- [Task brief]: Extract the entries in their exact form.

- [Records for this exercise]:
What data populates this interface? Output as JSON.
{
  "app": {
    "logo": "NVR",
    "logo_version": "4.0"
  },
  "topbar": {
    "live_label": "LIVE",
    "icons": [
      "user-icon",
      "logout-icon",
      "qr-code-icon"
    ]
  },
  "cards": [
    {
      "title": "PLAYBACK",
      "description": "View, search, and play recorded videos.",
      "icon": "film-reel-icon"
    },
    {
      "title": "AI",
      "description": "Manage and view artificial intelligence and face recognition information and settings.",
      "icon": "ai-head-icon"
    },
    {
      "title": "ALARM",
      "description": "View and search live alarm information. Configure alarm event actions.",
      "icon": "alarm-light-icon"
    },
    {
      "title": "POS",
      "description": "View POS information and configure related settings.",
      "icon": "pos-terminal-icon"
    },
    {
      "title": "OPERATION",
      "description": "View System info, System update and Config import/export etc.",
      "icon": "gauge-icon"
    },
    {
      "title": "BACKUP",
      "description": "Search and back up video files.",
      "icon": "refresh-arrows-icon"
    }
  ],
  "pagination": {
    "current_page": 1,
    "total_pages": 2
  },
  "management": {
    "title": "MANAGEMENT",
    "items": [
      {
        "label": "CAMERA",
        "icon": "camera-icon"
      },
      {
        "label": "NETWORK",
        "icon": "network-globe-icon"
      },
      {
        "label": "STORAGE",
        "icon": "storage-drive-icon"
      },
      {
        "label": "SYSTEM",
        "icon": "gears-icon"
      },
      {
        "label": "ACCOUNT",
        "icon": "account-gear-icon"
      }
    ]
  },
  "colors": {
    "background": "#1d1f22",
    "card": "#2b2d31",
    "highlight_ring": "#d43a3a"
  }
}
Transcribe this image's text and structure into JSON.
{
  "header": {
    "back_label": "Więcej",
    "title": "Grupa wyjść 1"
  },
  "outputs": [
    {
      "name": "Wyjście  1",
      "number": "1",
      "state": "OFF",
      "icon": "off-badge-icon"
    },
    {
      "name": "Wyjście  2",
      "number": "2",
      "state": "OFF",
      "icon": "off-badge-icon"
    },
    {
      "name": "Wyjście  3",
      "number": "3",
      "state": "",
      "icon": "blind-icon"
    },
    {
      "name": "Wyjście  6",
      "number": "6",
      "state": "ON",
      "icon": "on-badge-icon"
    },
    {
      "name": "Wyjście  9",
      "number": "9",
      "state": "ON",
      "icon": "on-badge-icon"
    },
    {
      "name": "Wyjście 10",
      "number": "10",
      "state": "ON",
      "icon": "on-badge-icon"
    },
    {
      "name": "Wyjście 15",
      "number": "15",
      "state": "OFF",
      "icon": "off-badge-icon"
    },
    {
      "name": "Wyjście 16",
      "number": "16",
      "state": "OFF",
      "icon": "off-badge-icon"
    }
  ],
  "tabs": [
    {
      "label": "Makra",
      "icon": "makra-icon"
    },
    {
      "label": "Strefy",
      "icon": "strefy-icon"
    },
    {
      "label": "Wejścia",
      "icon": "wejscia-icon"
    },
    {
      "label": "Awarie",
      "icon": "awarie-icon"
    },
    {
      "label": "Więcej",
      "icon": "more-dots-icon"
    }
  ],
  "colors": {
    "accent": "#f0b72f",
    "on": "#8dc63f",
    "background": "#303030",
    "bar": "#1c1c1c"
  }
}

- [Task result]:
What data populates this interface? Output as JSON.
{
  "app": {
    "logo": "NVR",
    "logo_version": "4.0"
  },
  "topbar": {
    "live_label": "LIVE",
    "icons": [
      "user-icon",
      "logout-icon",
      "qr-code-icon"
    ]
  },
  "cards": [
    {
      "title": "PLAYBACK",
      "description": "View, search, and play recorded videos.",
      "icon": "film-reel-icon"
    },
    {
      "title": "AI",
      "description": "Manage and view artificial intelligence and face recognition information and settings.",
      "icon": "ai-head-icon"
    },
    {
      "title": "ALARM",
      "description": "View and search live alarm information. Configure alarm event actions.",
      "icon": "alarm-light-icon"
    },
    {
      "title": "POS",
      "description": "View POS information and configure related settings.",
      "icon": "pos-terminal-icon"
    },
    {
      "title": "OPERATION",
      "description": "View System info, System update and Config import/export etc.",
      "icon": "gauge-icon"
    },
    {
      "title": "BACKUP",
      "description": "Search and back up video files.",
      "icon": "refresh-arrows-icon"
    }
  ],
  "pagination": {
    "current_page": 1,
    "total_pages": 2
  },
  "management": {
    "title": "MANAGEMENT",
    "items": [
      {
        "label": "CAMERA",
        "icon": "camera-icon"
      },
      {
        "label": "NETWORK",
        "icon": "network-globe-icon"
      },
      {
        "label": "STORAGE",
        "icon": "storage-drive-icon"
      },
      {
        "label": "SYSTEM",
        "icon": "gears-icon"
      },
      {
        "label": "ACCOUNT",
        "icon": "account-gear-icon"
      }
    ]
  },
  "colors": {
    "background": "#1d1f22",
    "card": "#2b2d31",
    "highlight_ring": "#d43a3a"
  }
}
Transcribe this image's text and structure into JSON.
{
  "header": {
    "back_label": "Więcej",
    "title": "Grupa wyjść 1"
  },
  "outputs": [
    {
      "name": "Wyjście  1",
      "number": "1",
      "state": "OFF",
      "icon": "off-badge-icon"
    },
    {
      "name": "Wyjście  2",
      "number": "2",
      "state": "OFF",
      "icon": "off-badge-icon"
    },
    {
      "name": "Wyjście  3",
      "number": "3",
      "state": "",
      "icon": "blind-icon"
    },
    {
      "name": "Wyjście  6",
      "number": "6",
      "state": "ON",
      "icon": "on-badge-icon"
    },
    {
      "name": "Wyjście  9",
      "number": "9",
      "state": "ON",
      "icon": "on-badge-icon"
    },
    {
      "name": "Wyjście 10",
      "number": "10",
      "state": "ON",
      "icon": "on-badge-icon"
    },
    {
      "name": "Wyjście 15",
      "number": "15",
      "state": "OFF",
      "icon": "off-badge-icon"
    },
    {
      "name": "Wyjście 16",
      "number": "16",
      "state": "OFF",
      "icon": "off-badge-icon"
    }
  ],
  "tabs": [
    {
      "label": "Makra",
      "icon": "makra-icon"
    },
    {
      "label": "Strefy",
      "icon": "strefy-icon"
    },
    {
      "label": "Wejścia",
      "icon": "wejscia-icon"
    },
    {
      "label": "Awarie",
      "icon": "awarie-icon"
    },
    {
      "label": "Więcej",
      "icon": "more-dots-icon"
    }
  ],
  "colors": {
    "accent": "#f0b72f",
    "on": "#8dc63f",
    "background": "#303030",
    "bar": "#1c1c1c"
  }
}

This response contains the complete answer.